→ **TASK INPUTS**

:::

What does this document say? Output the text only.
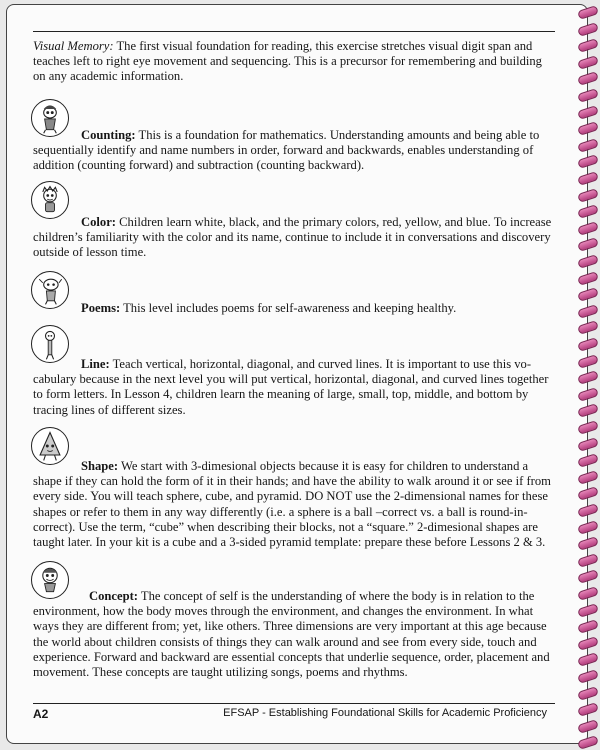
Visual Memory: The first visual foundation for reading, this exercise stretches visual digit span and teaches left to right eye movement and sequencing. This is a precursor for remembering and building on any academic information.
Counting: This is a foundation for mathematics. Understanding amounts and being able to sequentially identify and name numbers in order, forward and backwards, enables understanding of addition (counting forward) and subtraction (counting backward).
Color: Children learn white, black, and the primary colors, red, yellow, and blue. To increase children’s familiarity with the color and its name, continue to include it in conversations and discovery outside of lesson time.
Poems: This level includes poems for self-awareness and keeping healthy.
Line: Teach vertical, horizontal, diagonal, and curved lines. It is important to use this vo-cabulary because in the next level you will put vertical, horizontal, diagonal, and curved lines together to form letters. In Lesson 4, children learn the meaning of large, small, top, middle, and bottom by tracing lines of different sizes.
Shape: We start with 3-dimesional objects because it is easy for children to understand a shape if they can hold the form of it in their hands; and have the ability to walk around it or see if from every side. You will teach sphere, cube, and pyramid. DO NOT use the 2-dimensional names for these shapes or refer to them in any way differently (i.e. a sphere is a ball –correct vs. a ball is round-in-correct). Use the term, “cube” when describing their blocks, not a “square.” 2-dimesional shapes are taught later. In your kit is a cube and a 3-sided pyramid template: prepare these before Lessons 2 & 3.
Concept: The concept of self is the understanding of where the body is in relation to the environment, how the body moves through the environment, and changes the environment. In what ways they are different from; yet, like others. Three dimensions are very important at this age because the world about children consists of things they can walk around and see from every side, touch and experience. Forward and backward are essential concepts that underlie sequence, order, placement and movement. These concepts are taught utilizing songs, poems and rhythms.
A2	EFSAP - Establishing Foundational Skills for Academic Proficiency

:::

→ **REQUEST**
Find the lines above holding the word "level" and show them.

→ **TASK RESPONSE**
Poems: This level includes poems for self-awareness and keeping healthy.
Line: Teach vertical, horizontal, diagonal, and curved lines. It is important to use this vo-cabulary because in the next level you will put vertical, horizontal, diagonal, and curved lines together to form letters. In Lesson 4, children learn the meaning of large, small, top, middle, and bottom by tracing lines of different sizes.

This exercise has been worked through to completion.